Recorded data:
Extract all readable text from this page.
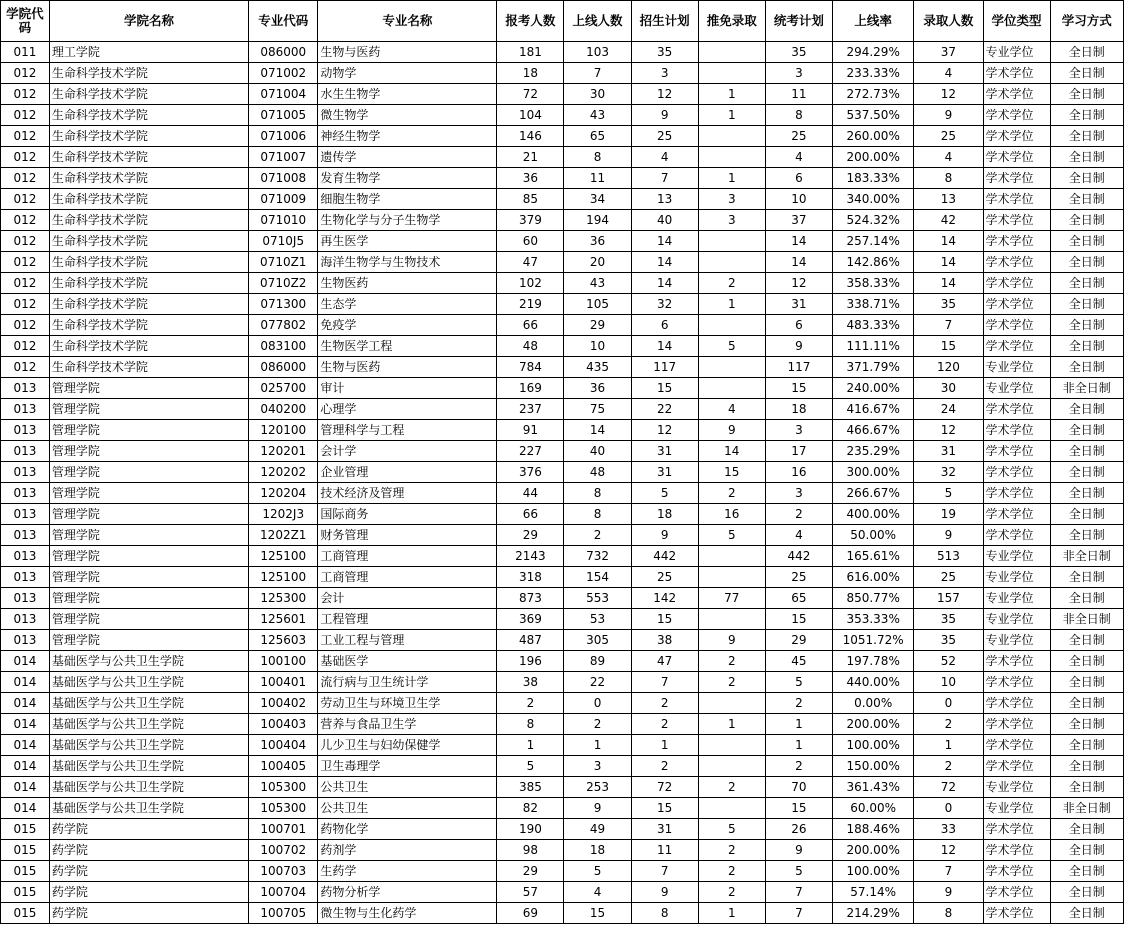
学院代码	学院名称	专业代码	专业名称	报考人数	上线人数	招生计划	推免录取	统考计划	上线率	录取人数	学位类型	学习方式
011	理工学院	086000	生物与医药	181	103	35		35	294.29%	37	专业学位	全日制
012	生命科学技术学院	071002	动物学	18	7	3		3	233.33%	4	学术学位	全日制
012	生命科学技术学院	071004	水生生物学	72	30	12	1	11	272.73%	12	学术学位	全日制
012	生命科学技术学院	071005	微生物学	104	43	9	1	8	537.50%	9	学术学位	全日制
012	生命科学技术学院	071006	神经生物学	146	65	25		25	260.00%	25	学术学位	全日制
012	生命科学技术学院	071007	遗传学	21	8	4		4	200.00%	4	学术学位	全日制
012	生命科学技术学院	071008	发育生物学	36	11	7	1	6	183.33%	8	学术学位	全日制
012	生命科学技术学院	071009	细胞生物学	85	34	13	3	10	340.00%	13	学术学位	全日制
012	生命科学技术学院	071010	生物化学与分子生物学	379	194	40	3	37	524.32%	42	学术学位	全日制
012	生命科学技术学院	0710J5	再生医学	60	36	14		14	257.14%	14	学术学位	全日制
012	生命科学技术学院	0710Z1	海洋生物学与生物技术	47	20	14		14	142.86%	14	学术学位	全日制
012	生命科学技术学院	0710Z2	生物医药	102	43	14	2	12	358.33%	14	学术学位	全日制
012	生命科学技术学院	071300	生态学	219	105	32	1	31	338.71%	35	学术学位	全日制
012	生命科学技术学院	077802	免疫学	66	29	6		6	483.33%	7	学术学位	全日制
012	生命科学技术学院	083100	生物医学工程	48	10	14	5	9	111.11%	15	学术学位	全日制
012	生命科学技术学院	086000	生物与医药	784	435	117		117	371.79%	120	专业学位	全日制
013	管理学院	025700	审计	169	36	15		15	240.00%	30	专业学位	非全日制
013	管理学院	040200	心理学	237	75	22	4	18	416.67%	24	学术学位	全日制
013	管理学院	120100	管理科学与工程	91	14	12	9	3	466.67%	12	学术学位	全日制
013	管理学院	120201	会计学	227	40	31	14	17	235.29%	31	学术学位	全日制
013	管理学院	120202	企业管理	376	48	31	15	16	300.00%	32	学术学位	全日制
013	管理学院	120204	技术经济及管理	44	8	5	2	3	266.67%	5	学术学位	全日制
013	管理学院	1202J3	国际商务	66	8	18	16	2	400.00%	19	学术学位	全日制
013	管理学院	1202Z1	财务管理	29	2	9	5	4	50.00%	9	学术学位	全日制
013	管理学院	125100	工商管理	2143	732	442		442	165.61%	513	专业学位	非全日制
013	管理学院	125100	工商管理	318	154	25		25	616.00%	25	专业学位	全日制
013	管理学院	125300	会计	873	553	142	77	65	850.77%	157	专业学位	全日制
013	管理学院	125601	工程管理	369	53	15		15	353.33%	35	专业学位	非全日制
013	管理学院	125603	工业工程与管理	487	305	38	9	29	1051.72%	35	专业学位	全日制
014	基础医学与公共卫生学院	100100	基础医学	196	89	47	2	45	197.78%	52	学术学位	全日制
014	基础医学与公共卫生学院	100401	流行病与卫生统计学	38	22	7	2	5	440.00%	10	学术学位	全日制
014	基础医学与公共卫生学院	100402	劳动卫生与环境卫生学	2	0	2		2	0.00%	0	学术学位	全日制
014	基础医学与公共卫生学院	100403	营养与食品卫生学	8	2	2	1	1	200.00%	2	学术学位	全日制
014	基础医学与公共卫生学院	100404	儿少卫生与妇幼保健学	1	1	1		1	100.00%	1	学术学位	全日制
014	基础医学与公共卫生学院	100405	卫生毒理学	5	3	2		2	150.00%	2	学术学位	全日制
014	基础医学与公共卫生学院	105300	公共卫生	385	253	72	2	70	361.43%	72	专业学位	全日制
014	基础医学与公共卫生学院	105300	公共卫生	82	9	15		15	60.00%	0	专业学位	非全日制
015	药学院	100701	药物化学	190	49	31	5	26	188.46%	33	学术学位	全日制
015	药学院	100702	药剂学	98	18	11	2	9	200.00%	12	学术学位	全日制
015	药学院	100703	生药学	29	5	7	2	5	100.00%	7	学术学位	全日制
015	药学院	100704	药物分析学	57	4	9	2	7	57.14%	9	学术学位	全日制
015	药学院	100705	微生物与生化药学	69	15	8	1	7	214.29%	8	学术学位	全日制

Stated exercise: Search the listing for the word "工商管理" and return each line that holds it.

The reply:
013	管理学院	125100	工商管理	2143	732	442		442	165.61%	513	专业学位	非全日制
013	管理学院	125100	工商管理	318	154	25		25	616.00%	25	专业学位	全日制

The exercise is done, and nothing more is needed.